Work to complete ▸ Write the records below out again. Match them exactly.

Saved entries:
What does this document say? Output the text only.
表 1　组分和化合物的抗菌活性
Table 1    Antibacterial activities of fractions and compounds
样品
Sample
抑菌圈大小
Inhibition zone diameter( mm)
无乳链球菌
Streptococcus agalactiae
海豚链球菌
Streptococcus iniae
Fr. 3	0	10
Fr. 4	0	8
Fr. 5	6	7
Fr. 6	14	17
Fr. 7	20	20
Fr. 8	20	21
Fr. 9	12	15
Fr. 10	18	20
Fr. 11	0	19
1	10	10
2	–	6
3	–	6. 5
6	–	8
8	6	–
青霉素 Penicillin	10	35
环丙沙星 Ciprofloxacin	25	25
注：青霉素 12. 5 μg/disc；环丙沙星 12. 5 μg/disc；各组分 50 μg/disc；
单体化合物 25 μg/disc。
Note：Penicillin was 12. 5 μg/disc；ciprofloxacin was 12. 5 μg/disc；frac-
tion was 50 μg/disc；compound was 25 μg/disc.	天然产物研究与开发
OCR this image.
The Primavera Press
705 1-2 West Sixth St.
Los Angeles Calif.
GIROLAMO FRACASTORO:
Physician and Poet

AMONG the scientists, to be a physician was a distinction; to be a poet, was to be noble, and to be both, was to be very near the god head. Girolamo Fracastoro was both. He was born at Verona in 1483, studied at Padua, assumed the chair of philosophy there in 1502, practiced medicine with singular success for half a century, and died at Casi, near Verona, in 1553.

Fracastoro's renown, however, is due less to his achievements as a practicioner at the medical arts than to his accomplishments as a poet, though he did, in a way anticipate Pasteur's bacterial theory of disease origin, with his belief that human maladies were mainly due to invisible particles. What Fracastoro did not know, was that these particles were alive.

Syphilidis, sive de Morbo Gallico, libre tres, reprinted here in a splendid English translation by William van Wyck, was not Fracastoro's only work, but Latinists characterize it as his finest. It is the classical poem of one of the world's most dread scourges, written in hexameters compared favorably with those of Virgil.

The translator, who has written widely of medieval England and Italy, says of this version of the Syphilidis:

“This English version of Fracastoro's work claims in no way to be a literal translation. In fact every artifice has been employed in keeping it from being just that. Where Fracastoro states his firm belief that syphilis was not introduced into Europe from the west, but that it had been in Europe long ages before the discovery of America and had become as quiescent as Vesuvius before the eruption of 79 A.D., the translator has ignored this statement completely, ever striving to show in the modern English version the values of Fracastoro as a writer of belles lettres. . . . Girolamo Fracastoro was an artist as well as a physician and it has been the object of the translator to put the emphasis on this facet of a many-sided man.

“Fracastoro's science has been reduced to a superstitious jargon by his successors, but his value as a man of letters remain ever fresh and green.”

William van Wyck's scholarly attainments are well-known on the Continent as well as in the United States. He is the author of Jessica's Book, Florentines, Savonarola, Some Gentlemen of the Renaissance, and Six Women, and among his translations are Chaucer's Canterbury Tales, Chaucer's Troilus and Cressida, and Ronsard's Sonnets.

Answer box ▸
What does this document say? Output the text only.
表 1　组分和化合物的抗菌活性
Table 1    Antibacterial activities of fractions and compounds
样品
Sample
抑菌圈大小
Inhibition zone diameter( mm)
无乳链球菌
Streptococcus agalactiae
海豚链球菌
Streptococcus iniae
Fr. 3	0	10
Fr. 4	0	8
Fr. 5	6	7
Fr. 6	14	17
Fr. 7	20	20
Fr. 8	20	21
Fr. 9	12	15
Fr. 10	18	20
Fr. 11	0	19
1	10	10
2	–	6
3	–	6. 5
6	–	8
8	6	–
青霉素 Penicillin	10	35
环丙沙星 Ciprofloxacin	25	25
注：青霉素 12. 5 μg/disc；环丙沙星 12. 5 μg/disc；各组分 50 μg/disc；
单体化合物 25 μg/disc。
Note：Penicillin was 12. 5 μg/disc；ciprofloxacin was 12. 5 μg/disc；frac-
tion was 50 μg/disc；compound was 25 μg/disc.	天然产物研究与开发
OCR this image.
The Primavera Press
705 1-2 West Sixth St.
Los Angeles Calif.
GIROLAMO FRACASTORO:
Physician and Poet

AMONG the scientists, to be a physician was a distinction; to be a poet, was to be noble, and to be both, was to be very near the god head. Girolamo Fracastoro was both. He was born at Verona in 1483, studied at Padua, assumed the chair of philosophy there in 1502, practiced medicine with singular success for half a century, and died at Casi, near Verona, in 1553.

Fracastoro's renown, however, is due less to his achievements as a practicioner at the medical arts than to his accomplishments as a poet, though he did, in a way anticipate Pasteur's bacterial theory of disease origin, with his belief that human maladies were mainly due to invisible particles. What Fracastoro did not know, was that these particles were alive.

Syphilidis, sive de Morbo Gallico, libre tres, reprinted here in a splendid English translation by William van Wyck, was not Fracastoro's only work, but Latinists characterize it as his finest. It is the classical poem of one of the world's most dread scourges, written in hexameters compared favorably with those of Virgil.

The translator, who has written widely of medieval England and Italy, says of this version of the Syphilidis:

“This English version of Fracastoro's work claims in no way to be a literal translation. In fact every artifice has been employed in keeping it from being just that. Where Fracastoro states his firm belief that syphilis was not introduced into Europe from the west, but that it had been in Europe long ages before the discovery of America and had become as quiescent as Vesuvius before the eruption of 79 A.D., the translator has ignored this statement completely, ever striving to show in the modern English version the values of Fracastoro as a writer of belles lettres. . . . Girolamo Fracastoro was an artist as well as a physician and it has been the object of the translator to put the emphasis on this facet of a many-sided man.

“Fracastoro's science has been reduced to a superstitious jargon by his successors, but his value as a man of letters remain ever fresh and green.”

William van Wyck's scholarly attainments are well-known on the Continent as well as in the United States. He is the author of Jessica's Book, Florentines, Savonarola, Some Gentlemen of the Renaissance, and Six Women, and among his translations are Chaucer's Canterbury Tales, Chaucer's Troilus and Cressida, and Ronsard's Sonnets.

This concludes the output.